- Instructions to follow
Copy every line of text in the items below word for word, leaving out the pictures.

----- Supplied records

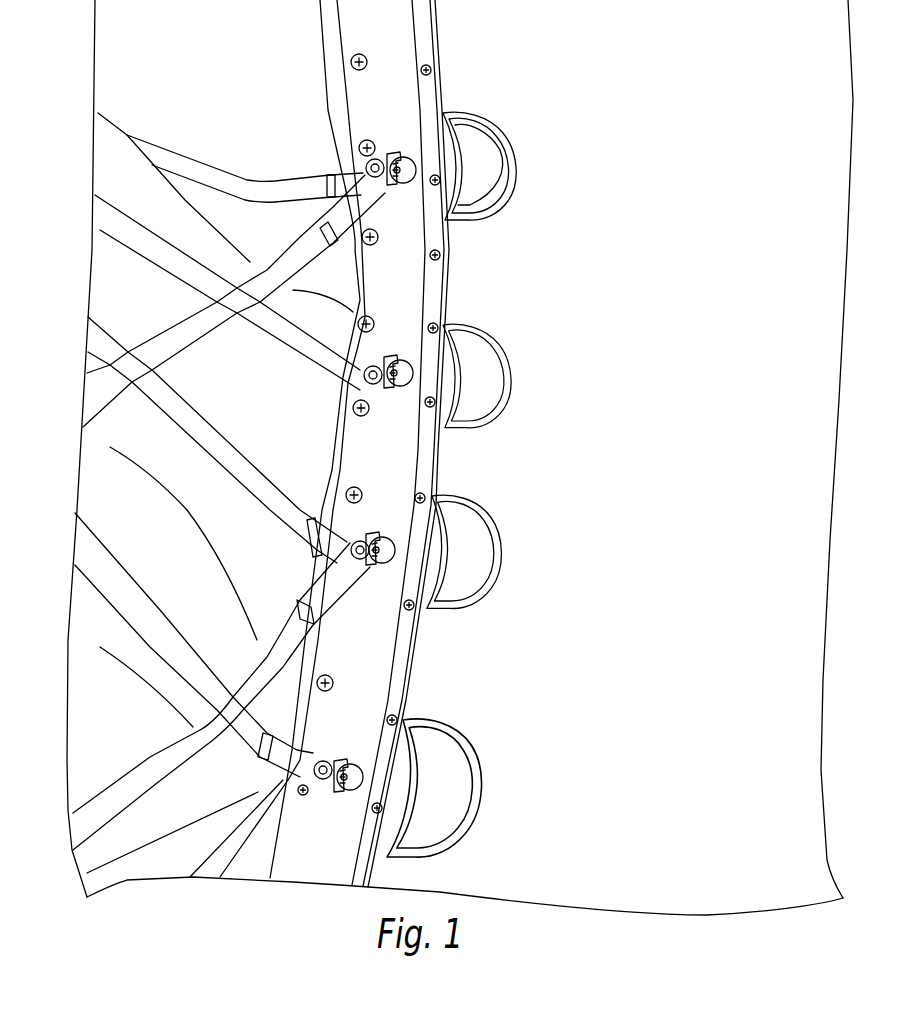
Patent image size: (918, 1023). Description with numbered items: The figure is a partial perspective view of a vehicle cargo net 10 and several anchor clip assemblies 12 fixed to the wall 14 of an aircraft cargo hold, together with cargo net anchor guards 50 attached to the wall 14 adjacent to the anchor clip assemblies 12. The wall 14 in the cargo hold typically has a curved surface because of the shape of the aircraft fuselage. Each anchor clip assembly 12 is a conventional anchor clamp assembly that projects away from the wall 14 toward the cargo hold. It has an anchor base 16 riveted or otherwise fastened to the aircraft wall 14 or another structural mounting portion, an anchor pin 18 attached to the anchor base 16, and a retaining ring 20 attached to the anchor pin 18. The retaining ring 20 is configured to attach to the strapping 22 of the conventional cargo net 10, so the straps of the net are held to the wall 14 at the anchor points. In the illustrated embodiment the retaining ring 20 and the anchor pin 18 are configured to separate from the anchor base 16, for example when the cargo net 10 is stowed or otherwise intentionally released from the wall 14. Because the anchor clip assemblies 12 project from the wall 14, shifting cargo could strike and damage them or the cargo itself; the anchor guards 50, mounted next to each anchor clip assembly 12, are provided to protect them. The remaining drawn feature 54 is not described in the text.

The vehicle cargo net 10 is at (183, 163).
The anchor clip assembly 12 is at (408, 150).
The wall 14 is at (669, 228).
The anchor base 16 is at (387, 558).
The anchor pin 18 is at (347, 760).
The retaining ring 20 is at (317, 790).
The strapping 22 is at (310, 250).
The cargo net anchor guard 50 is at (497, 152).
The D-ring inner portion 54 is at (493, 180).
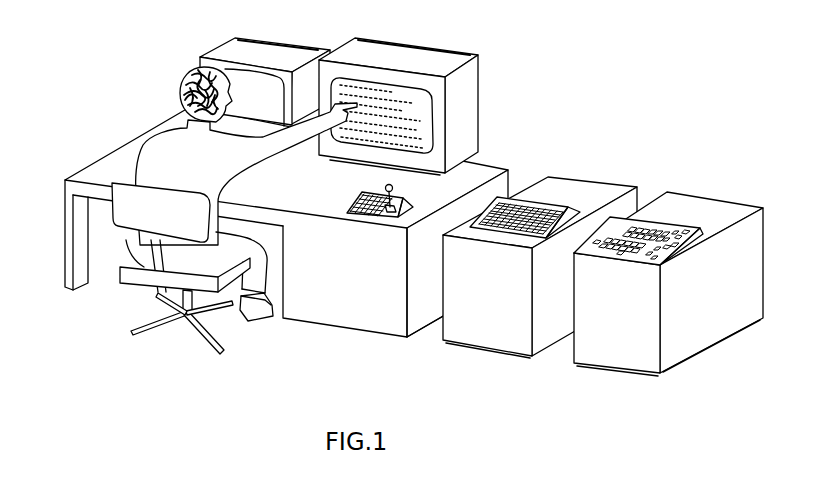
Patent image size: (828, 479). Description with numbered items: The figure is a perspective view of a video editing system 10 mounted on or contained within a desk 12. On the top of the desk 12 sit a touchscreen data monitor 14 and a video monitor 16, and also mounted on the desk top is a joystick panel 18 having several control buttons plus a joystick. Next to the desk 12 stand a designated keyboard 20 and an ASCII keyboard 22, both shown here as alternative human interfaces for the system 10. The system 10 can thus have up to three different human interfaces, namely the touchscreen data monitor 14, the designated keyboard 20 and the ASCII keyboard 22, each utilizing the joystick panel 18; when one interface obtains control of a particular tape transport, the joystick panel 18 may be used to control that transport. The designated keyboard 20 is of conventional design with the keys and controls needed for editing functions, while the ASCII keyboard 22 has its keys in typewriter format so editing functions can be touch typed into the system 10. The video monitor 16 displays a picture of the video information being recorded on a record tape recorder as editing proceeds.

The video editing system 10 is at (414, 198).
The desk 12 is at (496, 163).
The touchscreen data monitor 14 is at (413, 53).
The video monitor 16 is at (273, 48).
The joystick panel 18 is at (403, 199).
The designated keyboard 20 is at (536, 206).
The ASCII keyboard 22 is at (672, 221).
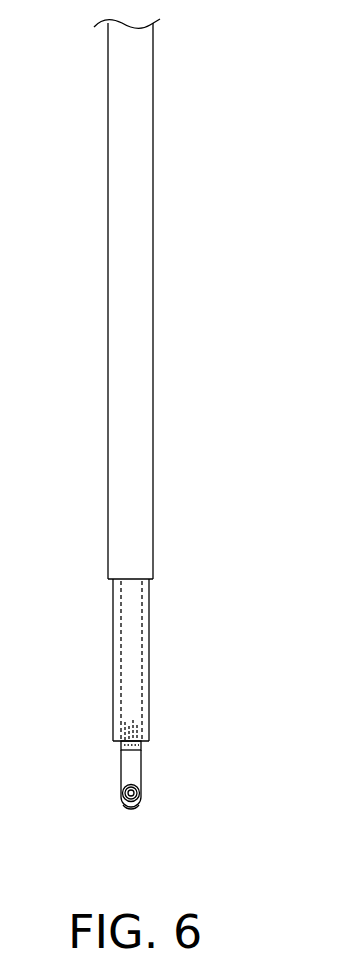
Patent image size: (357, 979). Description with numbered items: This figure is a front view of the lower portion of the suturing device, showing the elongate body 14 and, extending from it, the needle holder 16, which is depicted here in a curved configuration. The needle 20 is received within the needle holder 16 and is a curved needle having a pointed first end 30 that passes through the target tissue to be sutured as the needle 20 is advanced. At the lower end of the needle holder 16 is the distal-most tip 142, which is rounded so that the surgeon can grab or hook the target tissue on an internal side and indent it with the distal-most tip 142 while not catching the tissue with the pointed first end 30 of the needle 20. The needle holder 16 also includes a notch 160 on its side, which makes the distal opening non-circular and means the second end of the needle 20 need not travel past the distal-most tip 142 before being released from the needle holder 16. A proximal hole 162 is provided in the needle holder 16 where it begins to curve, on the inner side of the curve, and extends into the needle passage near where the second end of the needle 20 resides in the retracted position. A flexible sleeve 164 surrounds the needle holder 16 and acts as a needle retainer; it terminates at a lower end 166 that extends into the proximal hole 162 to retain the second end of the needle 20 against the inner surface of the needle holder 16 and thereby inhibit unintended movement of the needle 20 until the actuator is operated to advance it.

The elongate body 14 is at (144, 480).
The flexible sleeve 164 is at (113, 620).
The lower end 166 is at (148, 738).
The proximal hole 162 is at (114, 745).
The needle 20 is at (147, 748).
The needle holder 16 is at (121, 775).
The first end 30 is at (142, 795).
The distal-most tip 142 is at (125, 806).
The notch 160 is at (142, 808).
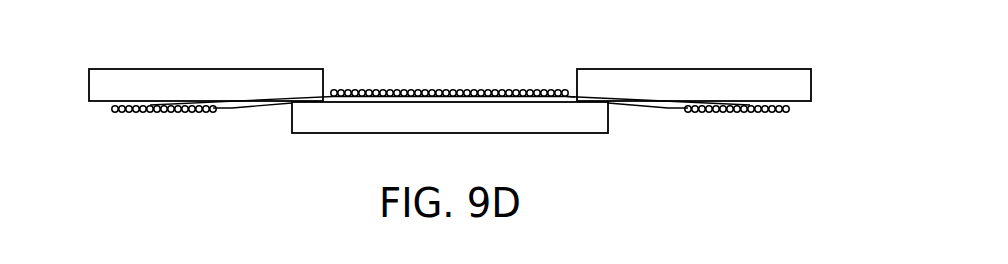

----------

- Solution to this problem
Patent image size: (918, 1023). Description with numbered items: The figure is a partial perspective view of a vehicle cargo net 10 and several anchor clip assemblies 12 fixed to the wall 14 of an aircraft cargo hold, together with cargo net anchor guards 50 attached to the wall 14 adjacent to the anchor clip assemblies 12. The wall 14 in the cargo hold typically has a curved surface because of the shape of the aircraft fuselage. Each anchor clip assembly 12 is a conventional anchor clamp assembly that projects away from the wall 14 toward the cargo hold. It has an anchor base 16 riveted or otherwise fastened to the aircraft wall 14 or another structural mounting portion, an anchor pin 18 attached to the anchor base 16, and a retaining ring 20 attached to the anchor pin 18. The retaining ring 20 is configured to attach to the strapping 22 of the conventional cargo net 10, so the straps of the net are held to the wall 14 at the anchor points. In the illustrated embodiment the retaining ring 20 and the anchor pin 18 are configured to separate from the anchor base 16, for example when the cargo net 10 is stowed or otherwise intentionally released from the wall 14. Because the anchor clip assemblies 12 project from the wall 14, shifting cargo could strike and damage them or the cargo itself; the anchor guards 50, mounted next to each anchor clip assembly 12, are provided to protect them. The remaining drawn feature 54 is not described in the text.

The vehicle cargo net 10 is at (183, 163).
The anchor clip assembly 12 is at (408, 150).
The wall 14 is at (669, 228).
The anchor base 16 is at (387, 558).
The anchor pin 18 is at (347, 760).
The retaining ring 20 is at (317, 790).
The strapping 22 is at (310, 250).
The cargo net anchor guard 50 is at (497, 152).
The D-ring inner portion 54 is at (493, 180).
Patent image size: (828, 479). Description with numbered items: The figure is a perspective view of a video editing system 10 mounted on or contained within a desk 12. On the top of the desk 12 sit a touchscreen data monitor 14 and a video monitor 16, and also mounted on the desk top is a joystick panel 18 having several control buttons plus a joystick. Next to the desk 12 stand a designated keyboard 20 and an ASCII keyboard 22, both shown here as alternative human interfaces for the system 10. The system 10 can thus have up to three different human interfaces, namely the touchscreen data monitor 14, the designated keyboard 20 and the ASCII keyboard 22, each utilizing the joystick panel 18; when one interface obtains control of a particular tape transport, the joystick panel 18 may be used to control that transport. The designated keyboard 20 is of conventional design with the keys and controls needed for editing functions, while the ASCII keyboard 22 has its keys in typewriter format so editing functions can be touch typed into the system 10. The video monitor 16 displays a picture of the video information being recorded on a record tape recorder as editing proceeds.

The video editing system 10 is at (414, 198).
The desk 12 is at (496, 163).
The touchscreen data monitor 14 is at (413, 53).
The video monitor 16 is at (273, 48).
The joystick panel 18 is at (403, 199).
The designated keyboard 20 is at (536, 206).
The ASCII keyboard 22 is at (672, 221).
Patent image size: (357, 979). Description with numbered items: This figure is a front view of the lower portion of the suturing device, showing the elongate body 14 and, extending from it, the needle holder 16, which is depicted here in a curved configuration. The needle 20 is received within the needle holder 16 and is a curved needle having a pointed first end 30 that passes through the target tissue to be sutured as the needle 20 is advanced. At the lower end of the needle holder 16 is the distal-most tip 142, which is rounded so that the surgeon can grab or hook the target tissue on an internal side and indent it with the distal-most tip 142 while not catching the tissue with the pointed first end 30 of the needle 20. The needle holder 16 also includes a notch 160 on its side, which makes the distal opening non-circular and means the second end of the needle 20 need not travel past the distal-most tip 142 before being released from the needle holder 16. A proximal hole 162 is provided in the needle holder 16 where it begins to curve, on the inner side of the curve, and extends into the needle passage near where the second end of the needle 20 resides in the retracted position. A flexible sleeve 164 surrounds the needle holder 16 and acts as a needle retainer; it terminates at a lower end 166 that extends into the proximal hole 162 to retain the second end of the needle 20 against the inner surface of the needle holder 16 and thereby inhibit unintended movement of the needle 20 until the actuator is operated to advance it.

The elongate body 14 is at (144, 480).
The flexible sleeve 164 is at (113, 620).
The lower end 166 is at (148, 738).
The proximal hole 162 is at (114, 745).
The needle 20 is at (147, 748).
The needle holder 16 is at (121, 775).
The first end 30 is at (142, 795).
The distal-most tip 142 is at (125, 806).
The notch 160 is at (142, 808).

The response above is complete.